(Stored records)
--- begin ---

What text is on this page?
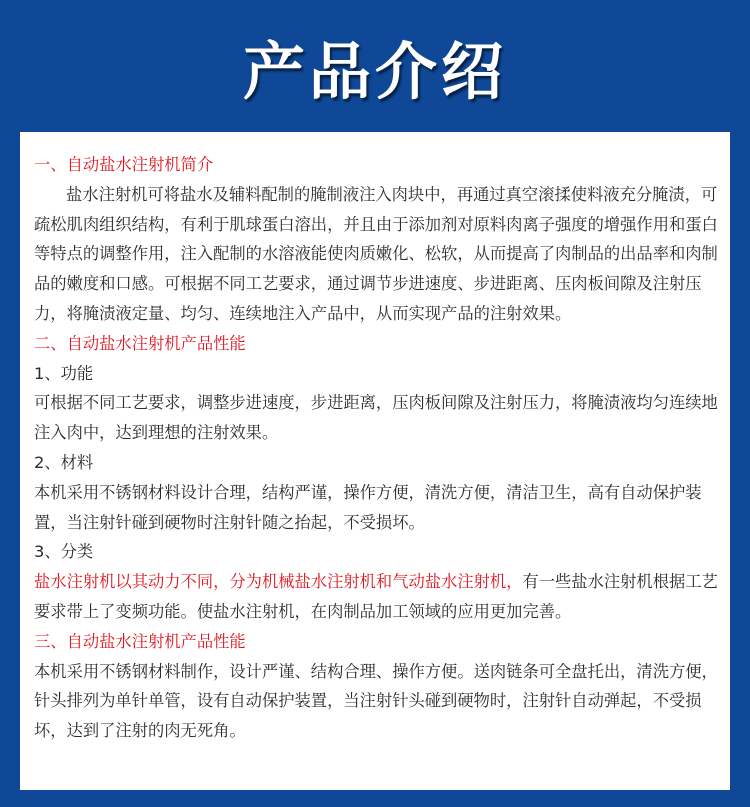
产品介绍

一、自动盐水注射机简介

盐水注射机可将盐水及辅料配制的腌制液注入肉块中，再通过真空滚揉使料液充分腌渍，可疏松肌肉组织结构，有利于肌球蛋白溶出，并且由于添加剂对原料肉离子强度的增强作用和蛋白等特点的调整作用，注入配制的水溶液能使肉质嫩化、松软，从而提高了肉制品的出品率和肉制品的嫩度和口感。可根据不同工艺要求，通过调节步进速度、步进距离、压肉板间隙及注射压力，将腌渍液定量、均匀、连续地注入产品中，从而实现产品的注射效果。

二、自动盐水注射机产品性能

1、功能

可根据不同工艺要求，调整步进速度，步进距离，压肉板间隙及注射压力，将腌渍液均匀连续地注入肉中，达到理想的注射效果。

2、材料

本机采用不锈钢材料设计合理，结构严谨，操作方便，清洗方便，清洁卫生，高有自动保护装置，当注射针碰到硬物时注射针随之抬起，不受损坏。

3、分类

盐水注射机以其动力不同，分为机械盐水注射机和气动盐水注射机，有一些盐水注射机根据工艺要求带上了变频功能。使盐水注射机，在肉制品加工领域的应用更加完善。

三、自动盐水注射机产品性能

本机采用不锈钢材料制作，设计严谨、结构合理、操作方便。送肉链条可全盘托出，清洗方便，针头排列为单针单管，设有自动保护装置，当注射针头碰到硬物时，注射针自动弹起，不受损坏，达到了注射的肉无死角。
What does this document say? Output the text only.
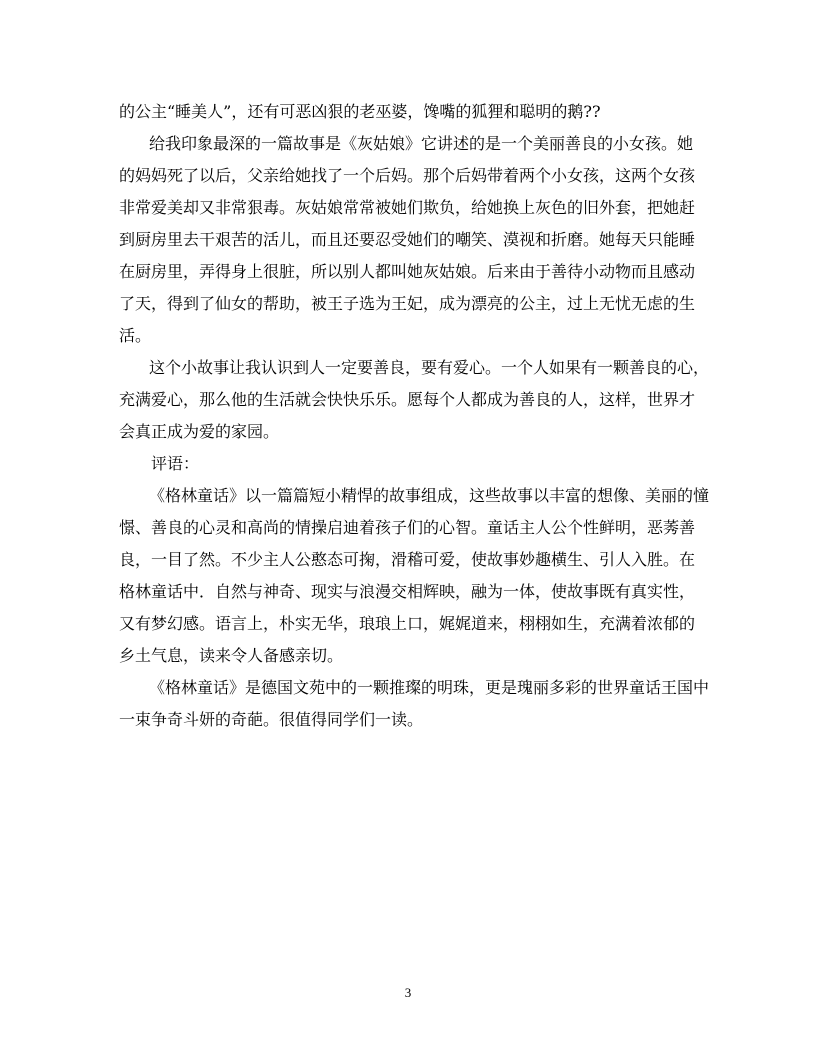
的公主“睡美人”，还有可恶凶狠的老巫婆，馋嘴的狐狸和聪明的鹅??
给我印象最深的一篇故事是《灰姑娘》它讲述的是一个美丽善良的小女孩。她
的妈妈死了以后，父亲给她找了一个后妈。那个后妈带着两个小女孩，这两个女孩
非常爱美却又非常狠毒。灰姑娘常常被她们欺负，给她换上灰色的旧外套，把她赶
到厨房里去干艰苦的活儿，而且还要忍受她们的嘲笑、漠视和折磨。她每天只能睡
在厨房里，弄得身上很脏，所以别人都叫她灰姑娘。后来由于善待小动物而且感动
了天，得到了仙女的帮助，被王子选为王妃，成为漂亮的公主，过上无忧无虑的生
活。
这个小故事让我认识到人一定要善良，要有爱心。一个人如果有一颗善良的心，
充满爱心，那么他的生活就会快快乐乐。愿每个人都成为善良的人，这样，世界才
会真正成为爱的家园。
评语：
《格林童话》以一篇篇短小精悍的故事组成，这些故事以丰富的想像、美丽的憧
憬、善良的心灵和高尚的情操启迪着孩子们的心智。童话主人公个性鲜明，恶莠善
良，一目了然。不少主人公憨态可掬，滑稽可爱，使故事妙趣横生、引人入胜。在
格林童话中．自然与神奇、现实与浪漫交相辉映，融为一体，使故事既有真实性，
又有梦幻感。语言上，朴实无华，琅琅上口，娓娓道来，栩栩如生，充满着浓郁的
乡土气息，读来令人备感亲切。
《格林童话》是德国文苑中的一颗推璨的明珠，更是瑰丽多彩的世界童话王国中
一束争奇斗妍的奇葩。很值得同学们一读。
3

--- end ---
--- begin ---

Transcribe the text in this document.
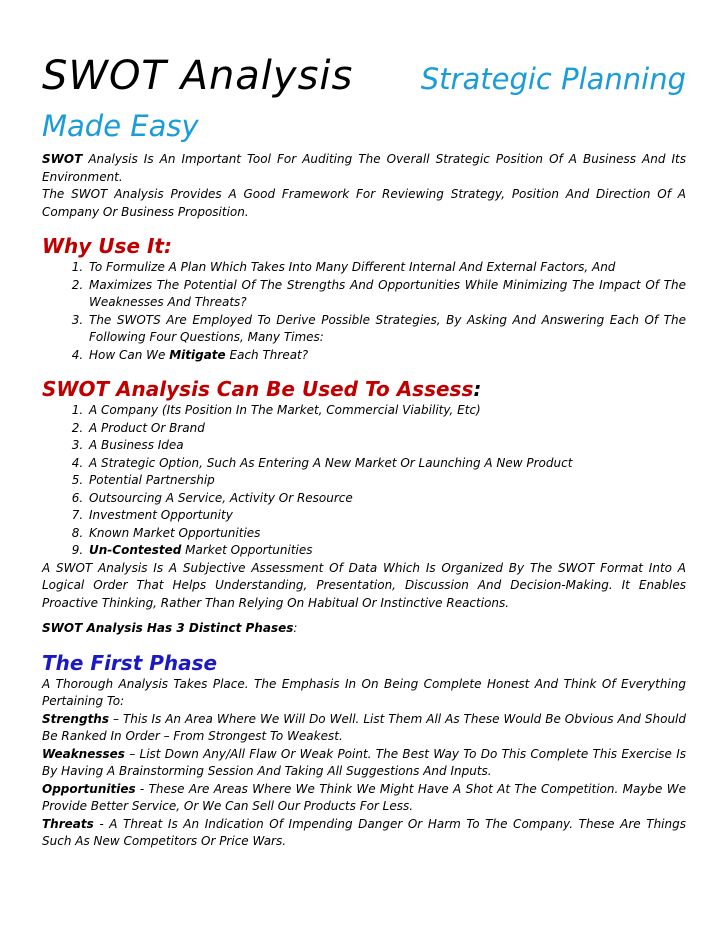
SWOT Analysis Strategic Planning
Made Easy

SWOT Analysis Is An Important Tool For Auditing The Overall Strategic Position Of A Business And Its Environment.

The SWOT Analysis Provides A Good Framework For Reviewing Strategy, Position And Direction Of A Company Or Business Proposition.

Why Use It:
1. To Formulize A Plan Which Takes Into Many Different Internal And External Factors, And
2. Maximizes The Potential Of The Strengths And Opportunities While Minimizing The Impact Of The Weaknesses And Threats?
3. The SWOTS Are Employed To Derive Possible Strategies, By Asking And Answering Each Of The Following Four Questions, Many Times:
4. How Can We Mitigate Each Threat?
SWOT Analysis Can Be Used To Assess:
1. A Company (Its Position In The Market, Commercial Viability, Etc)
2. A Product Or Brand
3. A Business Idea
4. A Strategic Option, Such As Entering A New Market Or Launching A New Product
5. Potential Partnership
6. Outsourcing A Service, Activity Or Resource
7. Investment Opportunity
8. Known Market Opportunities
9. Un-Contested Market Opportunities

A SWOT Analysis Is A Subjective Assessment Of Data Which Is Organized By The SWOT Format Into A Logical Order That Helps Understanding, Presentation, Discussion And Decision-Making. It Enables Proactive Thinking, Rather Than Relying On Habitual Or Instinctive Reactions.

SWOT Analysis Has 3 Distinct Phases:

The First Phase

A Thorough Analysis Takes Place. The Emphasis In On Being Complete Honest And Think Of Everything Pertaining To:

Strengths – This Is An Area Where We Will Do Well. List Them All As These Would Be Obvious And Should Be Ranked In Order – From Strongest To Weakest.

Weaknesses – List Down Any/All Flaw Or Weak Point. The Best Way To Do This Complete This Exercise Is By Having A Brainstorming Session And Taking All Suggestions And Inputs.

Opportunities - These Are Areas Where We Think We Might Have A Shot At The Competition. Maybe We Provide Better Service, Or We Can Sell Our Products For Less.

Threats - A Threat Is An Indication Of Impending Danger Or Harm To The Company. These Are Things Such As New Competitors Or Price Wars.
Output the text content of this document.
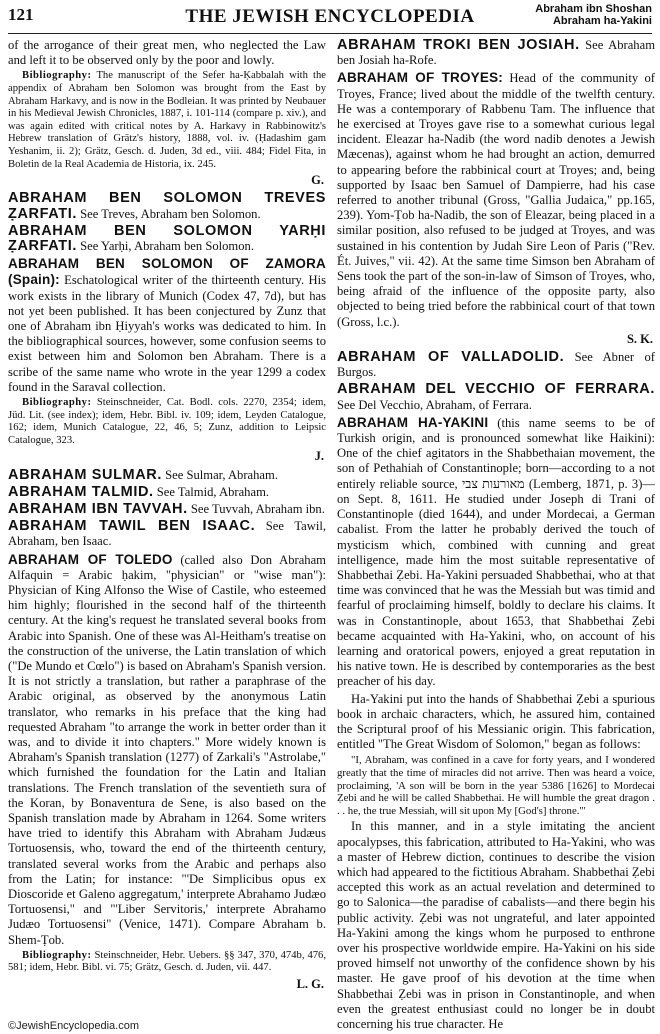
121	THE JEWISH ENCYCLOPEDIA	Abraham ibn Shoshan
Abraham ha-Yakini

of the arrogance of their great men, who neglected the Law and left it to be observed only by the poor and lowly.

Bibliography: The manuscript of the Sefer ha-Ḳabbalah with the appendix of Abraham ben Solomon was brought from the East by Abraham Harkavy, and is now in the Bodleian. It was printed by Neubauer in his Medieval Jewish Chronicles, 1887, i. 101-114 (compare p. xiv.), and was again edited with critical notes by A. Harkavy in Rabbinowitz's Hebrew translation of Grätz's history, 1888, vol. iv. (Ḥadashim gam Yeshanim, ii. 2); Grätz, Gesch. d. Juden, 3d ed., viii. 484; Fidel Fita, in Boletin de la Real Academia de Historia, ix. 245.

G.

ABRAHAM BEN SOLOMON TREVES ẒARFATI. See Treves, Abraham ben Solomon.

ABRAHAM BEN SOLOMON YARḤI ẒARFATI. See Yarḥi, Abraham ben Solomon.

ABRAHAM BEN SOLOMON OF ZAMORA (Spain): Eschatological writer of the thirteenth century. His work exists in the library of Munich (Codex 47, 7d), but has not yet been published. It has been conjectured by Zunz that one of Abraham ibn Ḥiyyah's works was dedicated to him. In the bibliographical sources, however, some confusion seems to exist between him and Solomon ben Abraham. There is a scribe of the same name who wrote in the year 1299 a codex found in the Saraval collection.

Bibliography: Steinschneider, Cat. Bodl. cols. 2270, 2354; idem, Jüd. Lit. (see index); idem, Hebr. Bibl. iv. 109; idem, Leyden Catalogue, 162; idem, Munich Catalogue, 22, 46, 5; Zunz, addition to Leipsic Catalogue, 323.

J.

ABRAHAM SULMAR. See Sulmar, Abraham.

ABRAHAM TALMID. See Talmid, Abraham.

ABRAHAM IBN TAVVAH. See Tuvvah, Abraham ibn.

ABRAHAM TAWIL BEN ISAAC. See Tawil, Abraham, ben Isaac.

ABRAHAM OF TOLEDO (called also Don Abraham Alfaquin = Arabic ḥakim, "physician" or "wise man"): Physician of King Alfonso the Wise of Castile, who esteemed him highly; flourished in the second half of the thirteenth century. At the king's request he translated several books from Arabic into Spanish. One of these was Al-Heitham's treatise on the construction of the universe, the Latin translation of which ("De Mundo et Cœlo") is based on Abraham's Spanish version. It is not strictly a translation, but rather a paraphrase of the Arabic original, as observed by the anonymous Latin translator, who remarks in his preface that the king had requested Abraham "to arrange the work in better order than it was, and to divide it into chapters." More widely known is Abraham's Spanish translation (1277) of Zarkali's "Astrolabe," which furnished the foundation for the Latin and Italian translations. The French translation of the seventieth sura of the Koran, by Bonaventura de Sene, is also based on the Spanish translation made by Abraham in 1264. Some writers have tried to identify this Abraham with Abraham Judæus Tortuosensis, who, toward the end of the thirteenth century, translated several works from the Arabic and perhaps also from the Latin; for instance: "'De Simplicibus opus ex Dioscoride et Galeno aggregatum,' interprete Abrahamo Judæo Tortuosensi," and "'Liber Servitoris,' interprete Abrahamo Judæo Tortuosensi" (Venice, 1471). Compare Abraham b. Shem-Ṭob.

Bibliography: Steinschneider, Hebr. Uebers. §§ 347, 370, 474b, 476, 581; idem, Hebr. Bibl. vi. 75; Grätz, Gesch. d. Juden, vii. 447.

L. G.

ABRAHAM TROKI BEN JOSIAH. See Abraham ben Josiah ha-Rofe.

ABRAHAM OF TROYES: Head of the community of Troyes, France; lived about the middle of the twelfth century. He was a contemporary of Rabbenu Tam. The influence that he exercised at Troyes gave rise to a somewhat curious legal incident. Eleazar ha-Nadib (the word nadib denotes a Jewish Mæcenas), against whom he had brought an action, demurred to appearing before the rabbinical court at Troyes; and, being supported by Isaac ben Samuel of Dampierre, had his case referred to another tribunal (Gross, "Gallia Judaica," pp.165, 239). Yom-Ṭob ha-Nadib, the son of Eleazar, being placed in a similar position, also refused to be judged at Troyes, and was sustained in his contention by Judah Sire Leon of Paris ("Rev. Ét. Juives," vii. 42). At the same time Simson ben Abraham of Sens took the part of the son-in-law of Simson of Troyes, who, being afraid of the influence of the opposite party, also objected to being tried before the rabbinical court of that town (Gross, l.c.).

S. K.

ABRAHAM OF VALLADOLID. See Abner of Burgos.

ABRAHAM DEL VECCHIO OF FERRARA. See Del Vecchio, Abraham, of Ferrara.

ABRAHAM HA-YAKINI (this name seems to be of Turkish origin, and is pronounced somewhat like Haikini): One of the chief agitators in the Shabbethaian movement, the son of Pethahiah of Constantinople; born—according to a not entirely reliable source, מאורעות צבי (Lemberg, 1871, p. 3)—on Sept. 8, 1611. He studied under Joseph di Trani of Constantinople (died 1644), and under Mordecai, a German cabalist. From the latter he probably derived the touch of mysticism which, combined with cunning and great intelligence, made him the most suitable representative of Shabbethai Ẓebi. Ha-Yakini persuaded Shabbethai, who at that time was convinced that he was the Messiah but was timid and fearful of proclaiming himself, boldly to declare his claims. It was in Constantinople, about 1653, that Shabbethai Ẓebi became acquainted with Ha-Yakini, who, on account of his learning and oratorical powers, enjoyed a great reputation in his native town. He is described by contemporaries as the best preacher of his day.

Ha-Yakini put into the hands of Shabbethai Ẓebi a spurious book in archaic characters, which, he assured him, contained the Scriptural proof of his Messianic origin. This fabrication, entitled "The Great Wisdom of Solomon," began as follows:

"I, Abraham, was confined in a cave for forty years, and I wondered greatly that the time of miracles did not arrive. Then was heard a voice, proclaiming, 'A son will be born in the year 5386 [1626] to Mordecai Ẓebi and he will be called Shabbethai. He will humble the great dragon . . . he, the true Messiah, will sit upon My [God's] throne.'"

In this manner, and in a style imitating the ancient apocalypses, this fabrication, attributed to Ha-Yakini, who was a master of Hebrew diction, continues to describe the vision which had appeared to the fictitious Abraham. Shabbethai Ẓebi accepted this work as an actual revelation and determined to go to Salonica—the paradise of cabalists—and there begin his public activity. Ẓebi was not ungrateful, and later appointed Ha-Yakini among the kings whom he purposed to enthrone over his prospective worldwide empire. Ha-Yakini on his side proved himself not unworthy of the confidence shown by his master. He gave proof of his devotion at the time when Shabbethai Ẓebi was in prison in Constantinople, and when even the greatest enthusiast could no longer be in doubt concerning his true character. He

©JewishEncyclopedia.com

--- end ---

Task details: Lines containing the word "Many" are to be counted in the listing; state their number alone.

Task solution: 2